--- Start ---

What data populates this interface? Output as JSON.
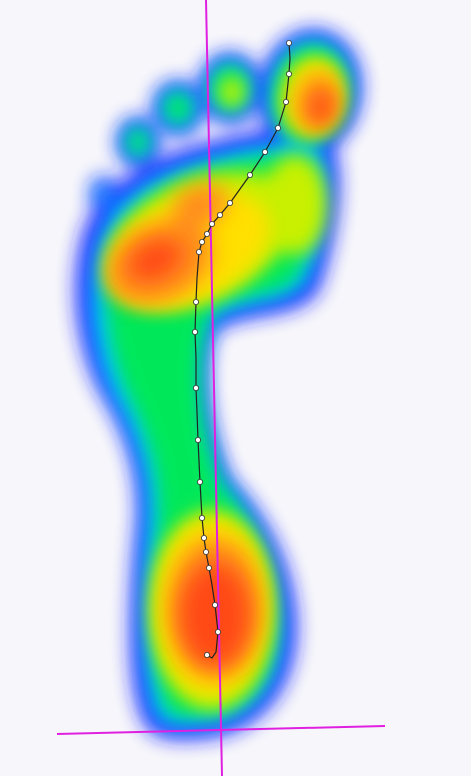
{
  "view": {
    "background_color": "#f7f7fb",
    "description_free": true
  },
  "pressure_map": {
    "colormap": [
      "#1a1aff",
      "#00c8ff",
      "#00e85a",
      "#c8f000",
      "#ffe000",
      "#ff8c1a",
      "#ff4a14"
    ],
    "regions": [
      "heel",
      "midfoot-lateral",
      "forefoot",
      "hallux",
      "toe-2",
      "toe-3",
      "toe-4",
      "toe-5"
    ]
  },
  "overlay": {
    "axis_color": "#e020e0",
    "cop_line_color": "#222222",
    "cop_point_fill": "#ffffff",
    "cop_point_stroke": "#333333",
    "cop_point_count": 26
  }
}
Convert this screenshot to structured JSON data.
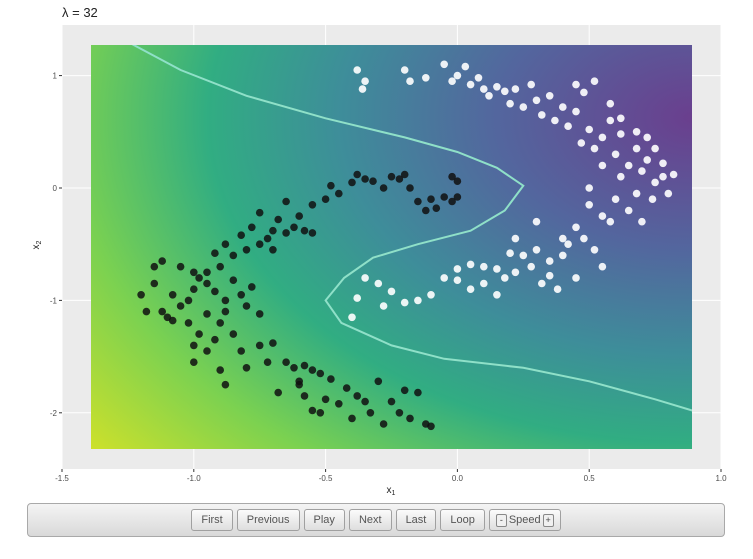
{
  "title": "λ = 32",
  "controls": {
    "first": "First",
    "previous": "Previous",
    "play": "Play",
    "next": "Next",
    "last": "Last",
    "loop": "Loop",
    "speed_label": "Speed",
    "speed_minus": "-",
    "speed_plus": "+"
  },
  "chart_data": {
    "type": "scatter",
    "title": "λ = 32",
    "xlabel": "x1",
    "ylabel": "x2",
    "xlim": [
      -1.5,
      1.0
    ],
    "ylim": [
      -2.5,
      1.45
    ],
    "xticks": [
      -1.5,
      -1.0,
      -0.5,
      0.0,
      0.5,
      1.0
    ],
    "xtick_labels": [
      "-1.5",
      "-1.0",
      "-0.5",
      "0.0",
      "0.5",
      "1.0"
    ],
    "yticks": [
      -2,
      -1,
      0,
      1
    ],
    "ytick_labels": [
      "-2",
      "-1",
      "0",
      "1"
    ],
    "grid": true,
    "background": "viridis decision surface",
    "colors": {
      "class_black": "#111111",
      "class_white": "#ffffff",
      "boundary": "#8fe0c8",
      "panel": "#ebebeb",
      "surface_low": "#d2e22c",
      "surface_mid": "#29a487",
      "surface_high": "#6a4f94"
    },
    "boundary": [
      [
        -1.38,
        1.42
      ],
      [
        -1.25,
        1.3
      ],
      [
        -1.05,
        1.05
      ],
      [
        -0.8,
        0.82
      ],
      [
        -0.5,
        0.62
      ],
      [
        -0.2,
        0.45
      ],
      [
        0.0,
        0.32
      ],
      [
        0.15,
        0.18
      ],
      [
        0.25,
        0.02
      ],
      [
        0.18,
        -0.2
      ],
      [
        0.05,
        -0.38
      ],
      [
        -0.15,
        -0.5
      ],
      [
        -0.32,
        -0.62
      ],
      [
        -0.43,
        -0.8
      ],
      [
        -0.5,
        -1.0
      ],
      [
        -0.44,
        -1.2
      ],
      [
        -0.25,
        -1.4
      ],
      [
        -0.05,
        -1.52
      ],
      [
        0.25,
        -1.6
      ],
      [
        0.5,
        -1.72
      ],
      [
        0.75,
        -1.88
      ],
      [
        0.99,
        -2.05
      ]
    ],
    "series": [
      {
        "points": [
          [
            -0.38,
            0.12
          ],
          [
            -0.4,
            0.05
          ],
          [
            -0.35,
            0.08
          ],
          [
            -0.32,
            0.06
          ],
          [
            -0.28,
            0.0
          ],
          [
            -0.25,
            0.1
          ],
          [
            -0.22,
            0.08
          ],
          [
            -0.2,
            0.12
          ],
          [
            -0.18,
            0.0
          ],
          [
            -0.15,
            -0.12
          ],
          [
            -0.12,
            -0.2
          ],
          [
            -0.1,
            -0.1
          ],
          [
            -0.08,
            -0.18
          ],
          [
            -0.05,
            -0.08
          ],
          [
            -0.02,
            -0.12
          ],
          [
            -0.02,
            0.1
          ],
          [
            0.0,
            -0.08
          ],
          [
            0.0,
            0.06
          ],
          [
            -0.45,
            -0.05
          ],
          [
            -0.48,
            0.02
          ],
          [
            -0.5,
            -0.1
          ],
          [
            -0.55,
            -0.15
          ],
          [
            -0.6,
            -0.25
          ],
          [
            -0.62,
            -0.35
          ],
          [
            -0.65,
            -0.12
          ],
          [
            -0.68,
            -0.28
          ],
          [
            -0.7,
            -0.38
          ],
          [
            -0.72,
            -0.45
          ],
          [
            -0.75,
            -0.5
          ],
          [
            -0.78,
            -0.35
          ],
          [
            -0.8,
            -0.55
          ],
          [
            -0.82,
            -0.42
          ],
          [
            -0.85,
            -0.6
          ],
          [
            -0.88,
            -0.5
          ],
          [
            -0.9,
            -0.7
          ],
          [
            -0.92,
            -0.58
          ],
          [
            -0.95,
            -0.75
          ],
          [
            -0.98,
            -0.8
          ],
          [
            -1.0,
            -0.9
          ],
          [
            -1.02,
            -1.0
          ],
          [
            -1.05,
            -1.05
          ],
          [
            -1.08,
            -0.95
          ],
          [
            -1.1,
            -1.15
          ],
          [
            -1.12,
            -1.1
          ],
          [
            -1.15,
            -0.85
          ],
          [
            -1.18,
            -1.1
          ],
          [
            -1.2,
            -0.95
          ],
          [
            -1.15,
            -0.7
          ],
          [
            -1.12,
            -0.65
          ],
          [
            -1.05,
            -0.7
          ],
          [
            -1.0,
            -0.75
          ],
          [
            -0.95,
            -0.85
          ],
          [
            -0.92,
            -0.92
          ],
          [
            -0.88,
            -1.0
          ],
          [
            -0.85,
            -0.82
          ],
          [
            -0.82,
            -0.95
          ],
          [
            -0.8,
            -1.05
          ],
          [
            -0.78,
            -0.88
          ],
          [
            -0.75,
            -1.12
          ],
          [
            -0.9,
            -1.2
          ],
          [
            -0.92,
            -1.35
          ],
          [
            -0.95,
            -1.45
          ],
          [
            -0.98,
            -1.3
          ],
          [
            -1.0,
            -1.55
          ],
          [
            -1.02,
            -1.2
          ],
          [
            -0.88,
            -1.1
          ],
          [
            -0.85,
            -1.3
          ],
          [
            -0.82,
            -1.45
          ],
          [
            -0.8,
            -1.6
          ],
          [
            -0.75,
            -1.4
          ],
          [
            -0.72,
            -1.55
          ],
          [
            -0.7,
            -1.38
          ],
          [
            -0.68,
            -1.82
          ],
          [
            -0.62,
            -1.6
          ],
          [
            -0.6,
            -1.75
          ],
          [
            -0.58,
            -1.85
          ],
          [
            -0.55,
            -1.98
          ],
          [
            -0.52,
            -2.0
          ],
          [
            -0.5,
            -1.88
          ],
          [
            -0.48,
            -1.7
          ],
          [
            -0.45,
            -1.92
          ],
          [
            -0.42,
            -1.78
          ],
          [
            -0.4,
            -2.05
          ],
          [
            -0.38,
            -1.85
          ],
          [
            -0.35,
            -1.9
          ],
          [
            -0.33,
            -2.0
          ],
          [
            -0.3,
            -1.72
          ],
          [
            -0.28,
            -2.1
          ],
          [
            -0.25,
            -1.9
          ],
          [
            -0.22,
            -2.0
          ],
          [
            -0.2,
            -1.8
          ],
          [
            -0.18,
            -2.05
          ],
          [
            -0.15,
            -1.82
          ],
          [
            -0.12,
            -2.1
          ],
          [
            -0.1,
            -2.12
          ],
          [
            -0.88,
            -1.75
          ],
          [
            -0.9,
            -1.62
          ],
          [
            -0.6,
            -1.72
          ],
          [
            -0.55,
            -1.62
          ],
          [
            -0.52,
            -1.65
          ],
          [
            -0.58,
            -1.58
          ],
          [
            -0.65,
            -1.55
          ],
          [
            -0.95,
            -1.12
          ],
          [
            -1.0,
            -1.4
          ],
          [
            -1.08,
            -1.18
          ],
          [
            -0.7,
            -0.55
          ],
          [
            -0.75,
            -0.22
          ],
          [
            -0.65,
            -0.4
          ],
          [
            -0.58,
            -0.38
          ],
          [
            -0.55,
            -0.4
          ]
        ]
      },
      {
        "points": [
          [
            -0.38,
            1.05
          ],
          [
            -0.35,
            0.95
          ],
          [
            -0.36,
            0.88
          ],
          [
            -0.2,
            1.05
          ],
          [
            -0.18,
            0.95
          ],
          [
            -0.12,
            0.98
          ],
          [
            -0.05,
            1.1
          ],
          [
            -0.02,
            0.95
          ],
          [
            0.0,
            1.0
          ],
          [
            0.03,
            1.08
          ],
          [
            0.05,
            0.92
          ],
          [
            0.08,
            0.98
          ],
          [
            0.1,
            0.88
          ],
          [
            0.12,
            0.82
          ],
          [
            0.15,
            0.9
          ],
          [
            0.18,
            0.86
          ],
          [
            0.2,
            0.75
          ],
          [
            0.22,
            0.88
          ],
          [
            0.25,
            0.72
          ],
          [
            0.28,
            0.92
          ],
          [
            0.3,
            0.78
          ],
          [
            0.32,
            0.65
          ],
          [
            0.35,
            0.82
          ],
          [
            0.37,
            0.6
          ],
          [
            0.4,
            0.72
          ],
          [
            0.42,
            0.55
          ],
          [
            0.45,
            0.68
          ],
          [
            0.47,
            0.4
          ],
          [
            0.5,
            0.52
          ],
          [
            0.52,
            0.35
          ],
          [
            0.55,
            0.45
          ],
          [
            0.58,
            0.6
          ],
          [
            0.6,
            0.3
          ],
          [
            0.62,
            0.48
          ],
          [
            0.65,
            0.2
          ],
          [
            0.68,
            0.35
          ],
          [
            0.7,
            0.15
          ],
          [
            0.72,
            0.25
          ],
          [
            0.75,
            0.05
          ],
          [
            0.78,
            0.1
          ],
          [
            0.8,
            -0.05
          ],
          [
            0.62,
            0.1
          ],
          [
            0.55,
            0.2
          ],
          [
            0.5,
            0.0
          ],
          [
            0.6,
            -0.1
          ],
          [
            0.65,
            -0.2
          ],
          [
            0.7,
            -0.3
          ],
          [
            0.55,
            -0.25
          ],
          [
            0.5,
            -0.15
          ],
          [
            0.45,
            -0.35
          ],
          [
            0.42,
            -0.5
          ],
          [
            0.4,
            -0.6
          ],
          [
            0.35,
            -0.65
          ],
          [
            0.3,
            -0.55
          ],
          [
            0.25,
            -0.6
          ],
          [
            0.22,
            -0.75
          ],
          [
            0.18,
            -0.8
          ],
          [
            0.15,
            -0.72
          ],
          [
            0.1,
            -0.85
          ],
          [
            0.05,
            -0.9
          ],
          [
            0.0,
            -0.82
          ],
          [
            -0.05,
            -0.8
          ],
          [
            -0.1,
            -0.95
          ],
          [
            -0.15,
            -1.0
          ],
          [
            -0.2,
            -1.02
          ],
          [
            -0.25,
            -0.92
          ],
          [
            -0.28,
            -1.05
          ],
          [
            -0.3,
            -0.85
          ],
          [
            -0.35,
            -0.8
          ],
          [
            -0.38,
            -0.98
          ],
          [
            -0.4,
            -1.15
          ],
          [
            0.0,
            -0.72
          ],
          [
            0.05,
            -0.68
          ],
          [
            0.1,
            -0.7
          ],
          [
            0.2,
            -0.58
          ],
          [
            0.28,
            -0.7
          ],
          [
            0.32,
            -0.85
          ],
          [
            0.35,
            -0.78
          ],
          [
            0.38,
            -0.9
          ],
          [
            0.45,
            -0.8
          ],
          [
            0.52,
            -0.55
          ],
          [
            0.55,
            -0.7
          ],
          [
            0.45,
            0.92
          ],
          [
            0.48,
            0.85
          ],
          [
            0.52,
            0.95
          ],
          [
            0.58,
            0.75
          ],
          [
            0.62,
            0.62
          ],
          [
            0.68,
            0.5
          ],
          [
            0.72,
            0.45
          ],
          [
            0.75,
            0.35
          ],
          [
            0.78,
            0.22
          ],
          [
            0.82,
            0.12
          ],
          [
            0.74,
            -0.1
          ],
          [
            0.68,
            -0.05
          ],
          [
            0.58,
            -0.3
          ],
          [
            0.48,
            -0.45
          ],
          [
            0.4,
            -0.45
          ],
          [
            0.3,
            -0.3
          ],
          [
            0.22,
            -0.45
          ],
          [
            0.15,
            -0.95
          ]
        ]
      }
    ]
  }
}
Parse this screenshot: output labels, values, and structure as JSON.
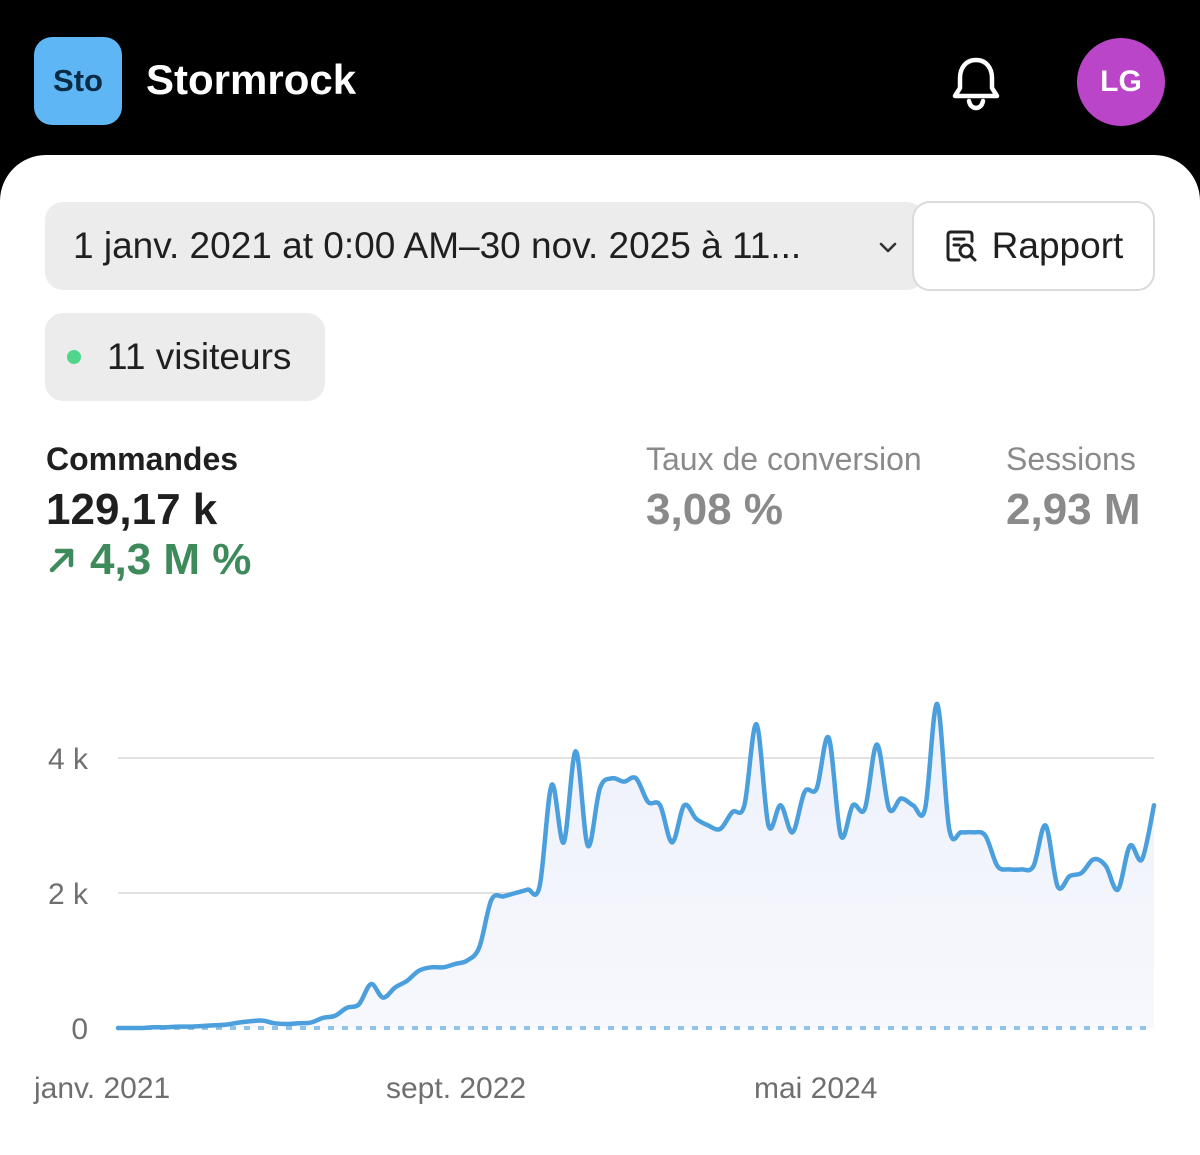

--- End ---

GOAL: Filter the records down to the lines that contain the string "JSON", and copy those lines.

WRITTEN SOLUTION:
What data populates this interface? Output as JSON.
Convert this screenshot to structured JSON data.
Parse this screenshot: output labels, values, and structure as JSON.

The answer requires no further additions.